* start INFORMATION GIVEN *
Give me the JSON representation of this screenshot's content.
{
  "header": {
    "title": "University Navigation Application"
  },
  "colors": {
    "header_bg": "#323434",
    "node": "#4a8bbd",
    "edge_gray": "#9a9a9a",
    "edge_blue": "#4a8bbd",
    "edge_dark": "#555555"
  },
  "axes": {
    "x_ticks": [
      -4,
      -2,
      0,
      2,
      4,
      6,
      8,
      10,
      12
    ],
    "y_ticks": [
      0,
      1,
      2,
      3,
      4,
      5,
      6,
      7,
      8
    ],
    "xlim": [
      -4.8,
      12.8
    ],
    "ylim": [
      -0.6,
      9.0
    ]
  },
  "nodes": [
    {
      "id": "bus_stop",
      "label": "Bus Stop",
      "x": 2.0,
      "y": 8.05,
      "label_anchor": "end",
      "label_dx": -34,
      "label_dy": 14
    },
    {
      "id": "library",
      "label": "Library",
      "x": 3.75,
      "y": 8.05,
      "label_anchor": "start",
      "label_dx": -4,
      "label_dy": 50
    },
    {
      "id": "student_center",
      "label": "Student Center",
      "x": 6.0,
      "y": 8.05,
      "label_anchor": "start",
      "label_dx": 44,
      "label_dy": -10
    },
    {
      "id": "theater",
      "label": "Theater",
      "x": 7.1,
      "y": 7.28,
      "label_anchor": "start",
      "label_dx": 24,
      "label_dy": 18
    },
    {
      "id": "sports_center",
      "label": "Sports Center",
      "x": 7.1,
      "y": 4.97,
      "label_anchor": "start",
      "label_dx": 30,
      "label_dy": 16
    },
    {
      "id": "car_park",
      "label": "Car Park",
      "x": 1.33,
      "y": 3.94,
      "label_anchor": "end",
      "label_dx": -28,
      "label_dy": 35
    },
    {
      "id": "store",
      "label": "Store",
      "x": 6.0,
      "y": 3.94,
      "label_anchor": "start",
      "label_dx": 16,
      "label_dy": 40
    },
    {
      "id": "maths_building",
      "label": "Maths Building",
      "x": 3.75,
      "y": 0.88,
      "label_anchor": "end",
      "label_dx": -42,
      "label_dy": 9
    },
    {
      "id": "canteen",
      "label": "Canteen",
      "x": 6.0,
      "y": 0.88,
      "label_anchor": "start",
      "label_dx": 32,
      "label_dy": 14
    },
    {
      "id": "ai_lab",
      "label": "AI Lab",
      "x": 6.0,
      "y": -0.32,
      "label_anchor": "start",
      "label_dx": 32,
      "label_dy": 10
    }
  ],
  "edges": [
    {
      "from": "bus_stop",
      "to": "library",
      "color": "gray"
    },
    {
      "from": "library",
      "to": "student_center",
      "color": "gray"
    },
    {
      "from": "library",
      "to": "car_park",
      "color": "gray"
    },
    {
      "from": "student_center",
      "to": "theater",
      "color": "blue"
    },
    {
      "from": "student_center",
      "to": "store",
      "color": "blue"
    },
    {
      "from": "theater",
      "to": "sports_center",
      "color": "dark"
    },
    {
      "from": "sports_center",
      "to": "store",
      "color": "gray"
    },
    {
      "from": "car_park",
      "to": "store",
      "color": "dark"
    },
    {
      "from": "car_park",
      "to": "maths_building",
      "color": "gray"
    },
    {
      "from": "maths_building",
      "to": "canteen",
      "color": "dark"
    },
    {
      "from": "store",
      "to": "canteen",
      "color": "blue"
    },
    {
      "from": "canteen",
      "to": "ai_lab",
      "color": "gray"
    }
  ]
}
* end INFORMATION GIVEN *
* start INFORMATION GIVEN *
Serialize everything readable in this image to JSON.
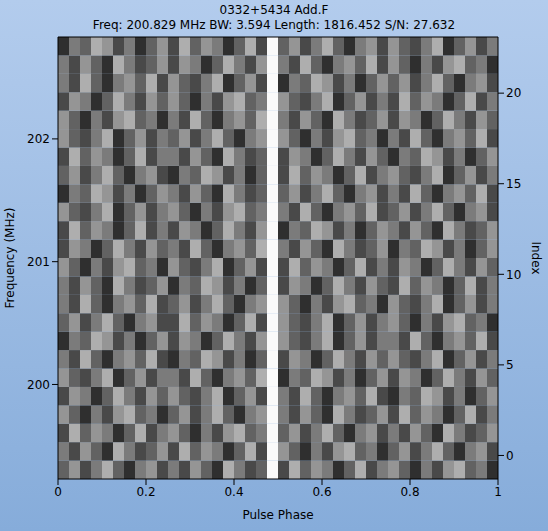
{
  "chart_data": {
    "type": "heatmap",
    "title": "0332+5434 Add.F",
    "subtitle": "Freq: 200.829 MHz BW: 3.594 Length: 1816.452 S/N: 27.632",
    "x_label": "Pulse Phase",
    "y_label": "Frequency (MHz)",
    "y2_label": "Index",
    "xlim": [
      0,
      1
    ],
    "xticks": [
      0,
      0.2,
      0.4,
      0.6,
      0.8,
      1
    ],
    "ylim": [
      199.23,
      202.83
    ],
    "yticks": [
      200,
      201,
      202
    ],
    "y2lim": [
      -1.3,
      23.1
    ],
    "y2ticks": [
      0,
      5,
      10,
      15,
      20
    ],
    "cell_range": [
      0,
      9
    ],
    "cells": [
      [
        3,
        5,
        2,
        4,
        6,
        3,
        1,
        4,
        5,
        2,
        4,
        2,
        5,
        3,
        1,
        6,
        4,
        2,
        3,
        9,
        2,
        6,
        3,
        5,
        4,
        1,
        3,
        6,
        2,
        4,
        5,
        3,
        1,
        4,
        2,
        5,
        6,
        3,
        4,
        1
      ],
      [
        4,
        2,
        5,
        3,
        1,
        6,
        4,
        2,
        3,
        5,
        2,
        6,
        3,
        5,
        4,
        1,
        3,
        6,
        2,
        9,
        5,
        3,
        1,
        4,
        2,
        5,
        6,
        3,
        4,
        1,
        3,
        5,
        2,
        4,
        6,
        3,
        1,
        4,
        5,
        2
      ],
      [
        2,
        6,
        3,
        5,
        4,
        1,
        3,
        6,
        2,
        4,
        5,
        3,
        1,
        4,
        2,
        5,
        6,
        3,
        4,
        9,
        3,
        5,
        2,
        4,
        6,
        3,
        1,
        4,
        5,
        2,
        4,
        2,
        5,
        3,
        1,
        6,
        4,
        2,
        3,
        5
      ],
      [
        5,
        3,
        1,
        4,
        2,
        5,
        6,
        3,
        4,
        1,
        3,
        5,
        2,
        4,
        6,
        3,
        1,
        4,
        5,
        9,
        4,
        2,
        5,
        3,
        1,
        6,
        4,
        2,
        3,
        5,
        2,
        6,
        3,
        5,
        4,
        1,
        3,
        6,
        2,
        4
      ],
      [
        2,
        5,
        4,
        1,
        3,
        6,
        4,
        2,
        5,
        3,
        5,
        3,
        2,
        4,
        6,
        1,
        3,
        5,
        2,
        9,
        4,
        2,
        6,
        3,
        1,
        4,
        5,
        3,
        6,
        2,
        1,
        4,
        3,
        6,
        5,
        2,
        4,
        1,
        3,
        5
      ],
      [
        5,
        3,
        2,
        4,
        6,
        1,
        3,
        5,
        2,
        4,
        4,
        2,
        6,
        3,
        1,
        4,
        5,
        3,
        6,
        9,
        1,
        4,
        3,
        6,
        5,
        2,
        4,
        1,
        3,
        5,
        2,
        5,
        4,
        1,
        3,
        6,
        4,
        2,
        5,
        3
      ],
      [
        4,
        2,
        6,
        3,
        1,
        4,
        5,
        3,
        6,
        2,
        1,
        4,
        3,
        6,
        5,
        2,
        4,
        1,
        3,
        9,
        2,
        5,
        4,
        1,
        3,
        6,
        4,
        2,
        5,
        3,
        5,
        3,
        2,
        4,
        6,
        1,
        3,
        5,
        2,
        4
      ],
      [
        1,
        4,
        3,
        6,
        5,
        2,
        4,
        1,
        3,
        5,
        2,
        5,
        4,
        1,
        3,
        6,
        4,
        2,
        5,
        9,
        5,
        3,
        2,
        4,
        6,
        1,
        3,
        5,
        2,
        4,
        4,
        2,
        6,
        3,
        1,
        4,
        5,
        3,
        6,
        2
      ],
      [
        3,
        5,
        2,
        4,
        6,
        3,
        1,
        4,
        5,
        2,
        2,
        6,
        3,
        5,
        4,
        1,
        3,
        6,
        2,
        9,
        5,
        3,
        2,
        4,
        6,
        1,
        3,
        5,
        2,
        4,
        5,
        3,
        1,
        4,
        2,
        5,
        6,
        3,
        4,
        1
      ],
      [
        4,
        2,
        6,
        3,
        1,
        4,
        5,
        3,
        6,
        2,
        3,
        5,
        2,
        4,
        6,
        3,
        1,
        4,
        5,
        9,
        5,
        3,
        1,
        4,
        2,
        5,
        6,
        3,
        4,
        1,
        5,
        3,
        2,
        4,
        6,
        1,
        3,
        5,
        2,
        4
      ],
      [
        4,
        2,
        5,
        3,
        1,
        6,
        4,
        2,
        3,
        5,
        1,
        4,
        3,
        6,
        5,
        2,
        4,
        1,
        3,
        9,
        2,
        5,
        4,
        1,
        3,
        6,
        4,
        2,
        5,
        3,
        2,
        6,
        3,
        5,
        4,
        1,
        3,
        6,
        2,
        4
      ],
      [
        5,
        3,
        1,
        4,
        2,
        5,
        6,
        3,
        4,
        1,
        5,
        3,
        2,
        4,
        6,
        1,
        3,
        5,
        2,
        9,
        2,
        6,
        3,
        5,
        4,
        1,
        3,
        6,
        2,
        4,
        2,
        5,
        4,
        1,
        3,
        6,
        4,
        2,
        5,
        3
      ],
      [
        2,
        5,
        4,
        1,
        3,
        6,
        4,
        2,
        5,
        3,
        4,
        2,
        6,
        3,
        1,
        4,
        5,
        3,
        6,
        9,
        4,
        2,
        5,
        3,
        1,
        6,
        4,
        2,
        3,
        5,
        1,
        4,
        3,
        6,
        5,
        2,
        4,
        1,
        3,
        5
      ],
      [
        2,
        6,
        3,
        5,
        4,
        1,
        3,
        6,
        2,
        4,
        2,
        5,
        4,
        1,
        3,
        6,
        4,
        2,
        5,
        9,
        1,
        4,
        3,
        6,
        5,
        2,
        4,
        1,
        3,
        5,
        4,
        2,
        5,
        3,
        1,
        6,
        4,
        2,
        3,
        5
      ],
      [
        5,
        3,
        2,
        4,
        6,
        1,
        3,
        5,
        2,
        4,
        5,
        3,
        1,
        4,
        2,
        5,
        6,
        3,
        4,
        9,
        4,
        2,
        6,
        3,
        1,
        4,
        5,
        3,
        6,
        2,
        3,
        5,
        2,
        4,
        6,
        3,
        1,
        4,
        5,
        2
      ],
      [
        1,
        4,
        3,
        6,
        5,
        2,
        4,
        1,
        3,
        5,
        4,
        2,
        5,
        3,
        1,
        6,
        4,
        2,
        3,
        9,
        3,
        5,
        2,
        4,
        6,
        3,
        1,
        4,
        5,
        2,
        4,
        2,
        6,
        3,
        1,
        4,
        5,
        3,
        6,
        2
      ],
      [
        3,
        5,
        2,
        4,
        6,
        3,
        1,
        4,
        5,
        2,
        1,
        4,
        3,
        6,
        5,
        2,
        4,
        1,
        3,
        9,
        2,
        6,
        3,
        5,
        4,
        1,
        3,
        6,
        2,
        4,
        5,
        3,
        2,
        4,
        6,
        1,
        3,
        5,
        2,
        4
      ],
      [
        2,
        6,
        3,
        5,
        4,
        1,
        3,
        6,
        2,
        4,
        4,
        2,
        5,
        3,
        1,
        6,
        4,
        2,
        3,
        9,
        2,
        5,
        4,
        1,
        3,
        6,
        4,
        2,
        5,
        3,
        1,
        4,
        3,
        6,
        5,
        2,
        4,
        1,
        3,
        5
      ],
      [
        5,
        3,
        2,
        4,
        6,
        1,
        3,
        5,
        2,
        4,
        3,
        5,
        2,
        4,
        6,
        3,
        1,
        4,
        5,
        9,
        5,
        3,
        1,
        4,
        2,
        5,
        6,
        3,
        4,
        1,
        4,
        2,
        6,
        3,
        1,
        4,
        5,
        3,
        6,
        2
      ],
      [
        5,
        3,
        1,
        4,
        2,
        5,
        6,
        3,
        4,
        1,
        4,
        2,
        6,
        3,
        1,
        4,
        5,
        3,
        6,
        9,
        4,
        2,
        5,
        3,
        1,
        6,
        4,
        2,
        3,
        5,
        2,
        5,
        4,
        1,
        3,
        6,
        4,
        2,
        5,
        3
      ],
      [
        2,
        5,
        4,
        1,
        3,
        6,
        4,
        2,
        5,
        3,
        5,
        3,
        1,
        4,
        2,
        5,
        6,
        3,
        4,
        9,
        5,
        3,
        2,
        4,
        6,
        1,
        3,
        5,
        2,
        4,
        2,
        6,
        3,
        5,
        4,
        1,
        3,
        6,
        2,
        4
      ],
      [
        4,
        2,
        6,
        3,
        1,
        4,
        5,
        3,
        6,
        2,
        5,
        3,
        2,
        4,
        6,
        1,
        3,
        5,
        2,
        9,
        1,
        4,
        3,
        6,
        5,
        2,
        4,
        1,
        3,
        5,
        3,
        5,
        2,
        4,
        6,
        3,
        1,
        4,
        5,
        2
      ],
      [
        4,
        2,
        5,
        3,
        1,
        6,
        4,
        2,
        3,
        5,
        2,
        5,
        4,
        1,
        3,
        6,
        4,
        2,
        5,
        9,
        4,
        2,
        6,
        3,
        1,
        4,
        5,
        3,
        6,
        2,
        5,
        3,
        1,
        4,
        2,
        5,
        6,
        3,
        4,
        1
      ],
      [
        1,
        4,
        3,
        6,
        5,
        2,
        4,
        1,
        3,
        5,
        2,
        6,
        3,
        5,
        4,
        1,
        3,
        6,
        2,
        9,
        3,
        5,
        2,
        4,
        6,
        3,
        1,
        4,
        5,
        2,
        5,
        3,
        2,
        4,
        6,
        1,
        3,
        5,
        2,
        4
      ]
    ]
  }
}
* end INFORMATION GIVEN *
• **DIRECTIONS FOR THIS TASK**
Give the number of lines containing the word "from". No other answer is needed.

• **RESPONSE**
12